- PROMPT
Print the records below word for word, but leave out the pictures.

- EXTRACTED ENTRIES
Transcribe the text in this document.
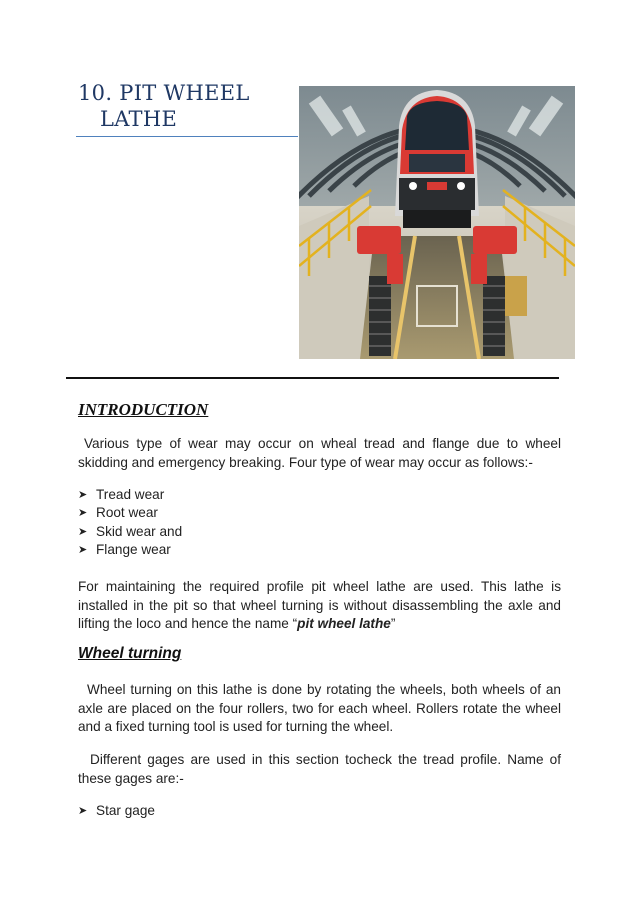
10. PIT WHEEL
LATHE
INTRODUCTION

Various type of wear may occur on wheal tread and flange due to wheel skidding and emergency breaking. Four type of wear may occur as follows:-

➤ Tread wear
➤ Root wear
➤ Skid wear and
➤ Flange wear

For maintaining the required profile pit wheel lathe are used. This lathe is installed in the pit so that wheel turning is without disassembling the axle and lifting the loco and hence the name “pit wheel lathe”

Wheel turning

Wheel turning on this lathe is done by rotating the wheels, both wheels of an axle are placed on the four rollers, two for each wheel. Rollers rotate the wheel and a fixed turning tool is used for turning the wheel.

Different gages are used in this section tocheck the tread profile. Name of these gages are:-

➤ Star gage
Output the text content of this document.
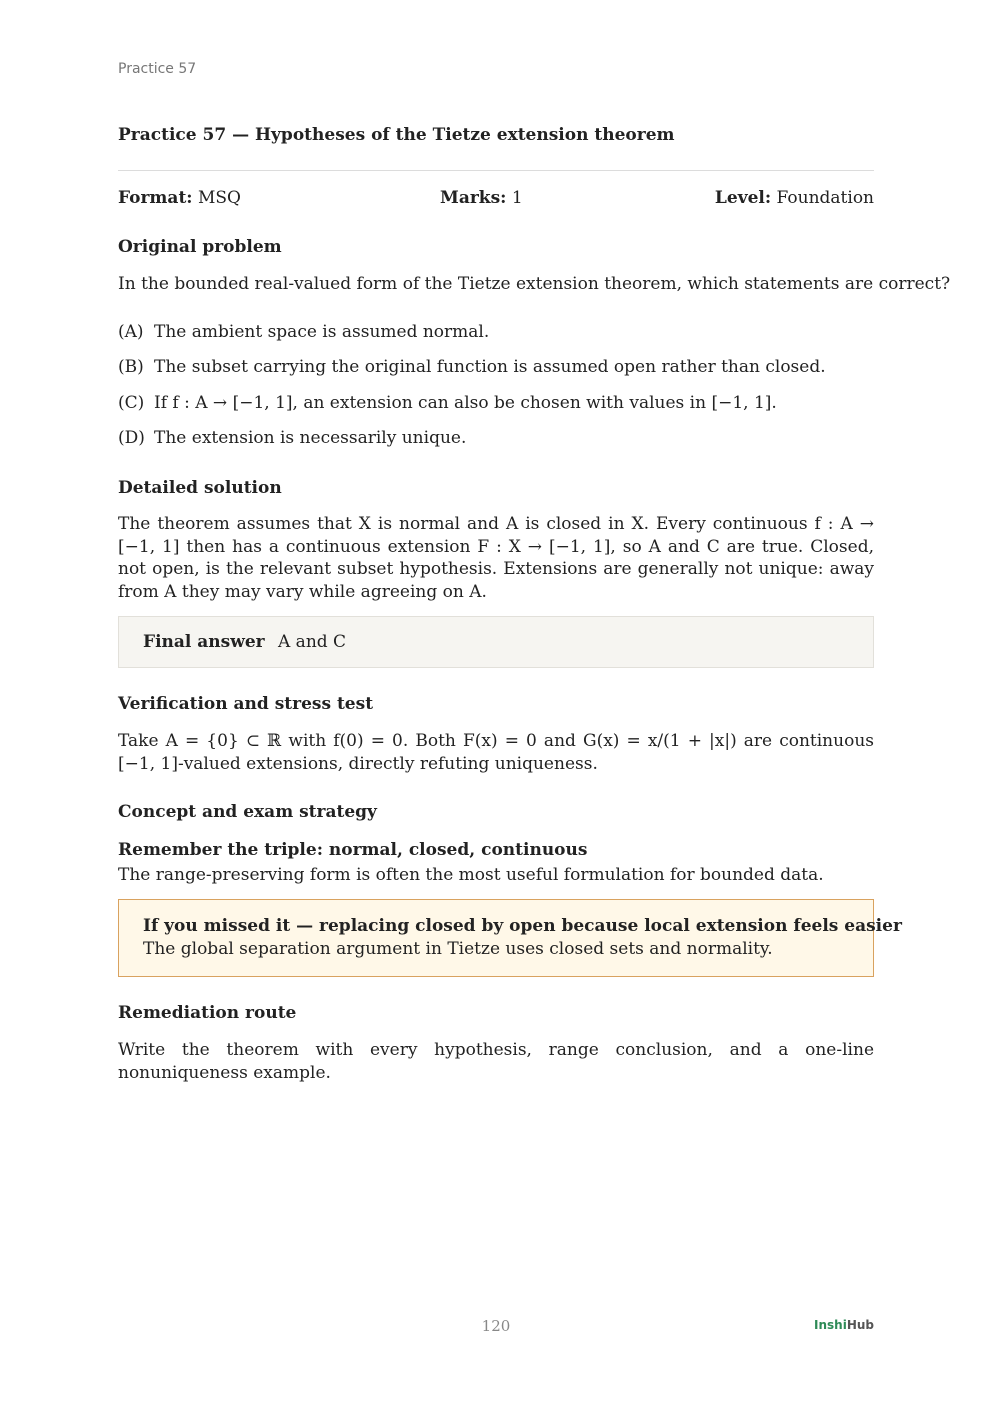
Practice 57
Practice 57 — Hypotheses of the Tietze extension theorem
Format: MSQ	Marks: 1	Level: Foundation
Original problem
In the bounded real-valued form of the Tietze extension theorem, which statements are correct?
(A) The ambient space is assumed normal.
(B) The subset carrying the original function is assumed open rather than closed.
(C) If f : A → [−1, 1], an extension can also be chosen with values in [−1, 1].
(D) The extension is necessarily unique.
Detailed solution
The theorem assumes that X is normal and A is closed in X. Every continuous f : A → [−1, 1] then has a continuous extension F : X → [−1, 1], so A and C are true. Closed, not open, is the relevant subset hypothesis. Extensions are generally not unique: away from A they may vary while agreeing on A.
Final answer A and C
Verification and stress test
Take A = {0} ⊂ ℝ with f(0) = 0. Both F(x) = 0 and G(x) = x/(1 + |x|) are continuous [−1, 1]-valued extensions, directly refuting uniqueness.
Concept and exam strategy
Remember the triple: normal, closed, continuous
The range-preserving form is often the most useful formulation for bounded data.
If you missed it — replacing closed by open because local extension feels easier
The global separation argument in Tietze uses closed sets and normality.
Remediation route
Write the theorem with every hypothesis, range conclusion, and a one-line nonuniqueness example.
120	InshiHub
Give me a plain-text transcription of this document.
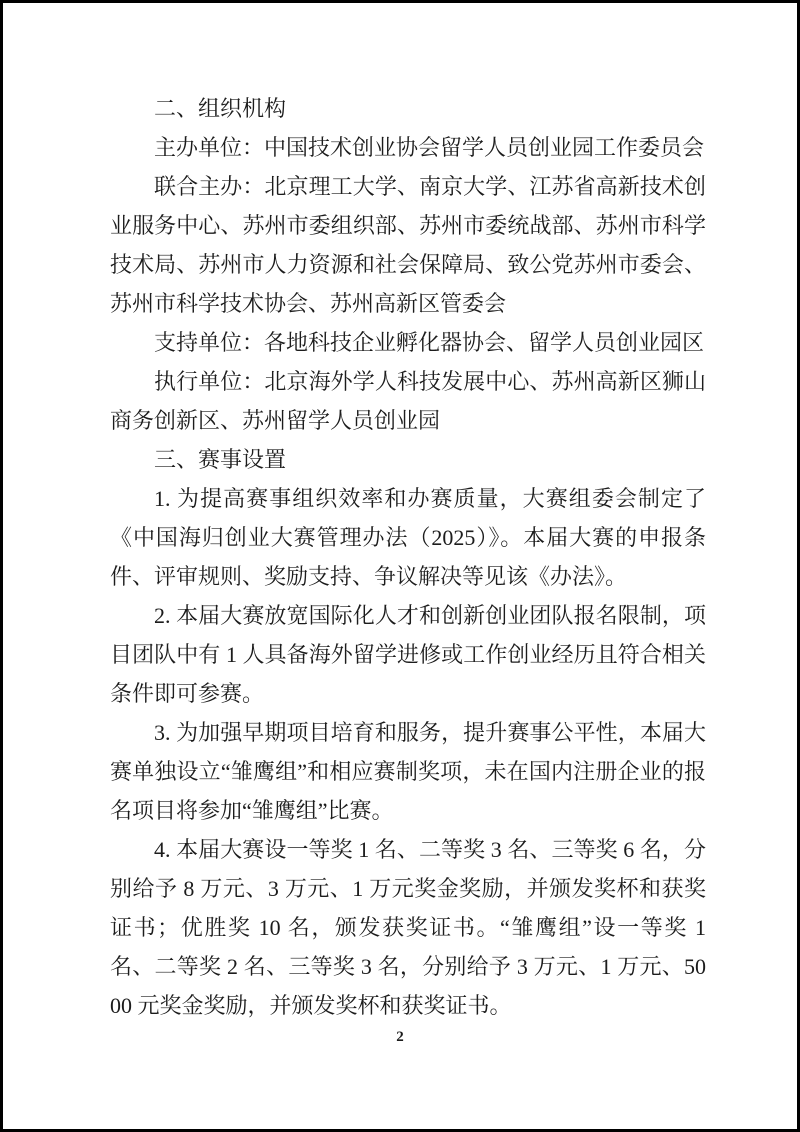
二、组织机构

主办单位：中国技术创业协会留学人员创业园工作委员会

联合主办：北京理工大学、南京大学、江苏省高新技术创业服务中心、苏州市委组织部、苏州市委统战部、苏州市科学技术局、苏州市人力资源和社会保障局、致公党苏州市委会、苏州市科学技术协会、苏州高新区管委会

支持单位：各地科技企业孵化器协会、留学人员创业园区

执行单位：北京海外学人科技发展中心、苏州高新区狮山商务创新区、苏州留学人员创业园

三、赛事设置

1. 为提高赛事组织效率和办赛质量，大赛组委会制定了《中国海归创业大赛管理办法（2025）》。本届大赛的申报条件、评审规则、奖励支持、争议解决等见该《办法》。

2. 本届大赛放宽国际化人才和创新创业团队报名限制，项目团队中有 1 人具备海外留学进修或工作创业经历且符合相关条件即可参赛。

3. 为加强早期项目培育和服务，提升赛事公平性，本届大赛单独设立“雏鹰组”和相应赛制奖项，未在国内注册企业的报名项目将参加“雏鹰组”比赛。

4. 本届大赛设一等奖 1 名、二等奖 3 名、三等奖 6 名，分别给予 8 万元、3 万元、1 万元奖金奖励，并颁发奖杯和获奖证书；优胜奖 10 名，颁发获奖证书。“雏鹰组”设一等奖 1 名、二等奖 2 名、三等奖 3 名，分别给予 3 万元、1 万元、5000 元奖金奖励，并颁发奖杯和获奖证书。

2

- EXERCISE RESPONSE
Transcribe the text in this document.
10. PIT WHEEL
LATHE
INTRODUCTION

Various type of wear may occur on wheal tread and flange due to wheel skidding and emergency breaking. Four type of wear may occur as follows:-

➤ Tread wear
➤ Root wear
➤ Skid wear and
➤ Flange wear

For maintaining the required profile pit wheel lathe are used. This lathe is installed in the pit so that wheel turning is without disassembling the axle and lifting the loco and hence the name “pit wheel lathe”

Wheel turning

Wheel turning on this lathe is done by rotating the wheels, both wheels of an axle are placed on the four rollers, two for each wheel. Rollers rotate the wheel and a fixed turning tool is used for turning the wheel.

Different gages are used in this section tocheck the tread profile. Name of these gages are:-

➤ Star gage
Output the text content of this document.
Practice 57
Practice 57 — Hypotheses of the Tietze extension theorem
Format: MSQ	Marks: 1	Level: Foundation
Original problem
In the bounded real-valued form of the Tietze extension theorem, which statements are correct?
(A) The ambient space is assumed normal.
(B) The subset carrying the original function is assumed open rather than closed.
(C) If f : A → [−1, 1], an extension can also be chosen with values in [−1, 1].
(D) The extension is necessarily unique.
Detailed solution
The theorem assumes that X is normal and A is closed in X. Every continuous f : A → [−1, 1] then has a continuous extension F : X → [−1, 1], so A and C are true. Closed, not open, is the relevant subset hypothesis. Extensions are generally not unique: away from A they may vary while agreeing on A.
Final answer A and C
Verification and stress test
Take A = {0} ⊂ ℝ with f(0) = 0. Both F(x) = 0 and G(x) = x/(1 + |x|) are continuous [−1, 1]-valued extensions, directly refuting uniqueness.
Concept and exam strategy
Remember the triple: normal, closed, continuous
The range-preserving form is often the most useful formulation for bounded data.
If you missed it — replacing closed by open because local extension feels easier
The global separation argument in Tietze uses closed sets and normality.
Remediation route
Write the theorem with every hypothesis, range conclusion, and a one-line nonuniqueness example.
120	InshiHub
Give me a plain-text transcription of this document.
二、组织机构

主办单位：中国技术创业协会留学人员创业园工作委员会

联合主办：北京理工大学、南京大学、江苏省高新技术创业服务中心、苏州市委组织部、苏州市委统战部、苏州市科学技术局、苏州市人力资源和社会保障局、致公党苏州市委会、苏州市科学技术协会、苏州高新区管委会

支持单位：各地科技企业孵化器协会、留学人员创业园区

执行单位：北京海外学人科技发展中心、苏州高新区狮山商务创新区、苏州留学人员创业园

三、赛事设置

1. 为提高赛事组织效率和办赛质量，大赛组委会制定了《中国海归创业大赛管理办法（2025）》。本届大赛的申报条件、评审规则、奖励支持、争议解决等见该《办法》。

2. 本届大赛放宽国际化人才和创新创业团队报名限制，项目团队中有 1 人具备海外留学进修或工作创业经历且符合相关条件即可参赛。

3. 为加强早期项目培育和服务，提升赛事公平性，本届大赛单独设立“雏鹰组”和相应赛制奖项，未在国内注册企业的报名项目将参加“雏鹰组”比赛。

4. 本届大赛设一等奖 1 名、二等奖 3 名、三等奖 6 名，分别给予 8 万元、3 万元、1 万元奖金奖励，并颁发奖杯和获奖证书；优胜奖 10 名，颁发获奖证书。“雏鹰组”设一等奖 1 名、二等奖 2 名、三等奖 3 名，分别给予 3 万元、1 万元、5000 元奖金奖励，并颁发奖杯和获奖证书。

2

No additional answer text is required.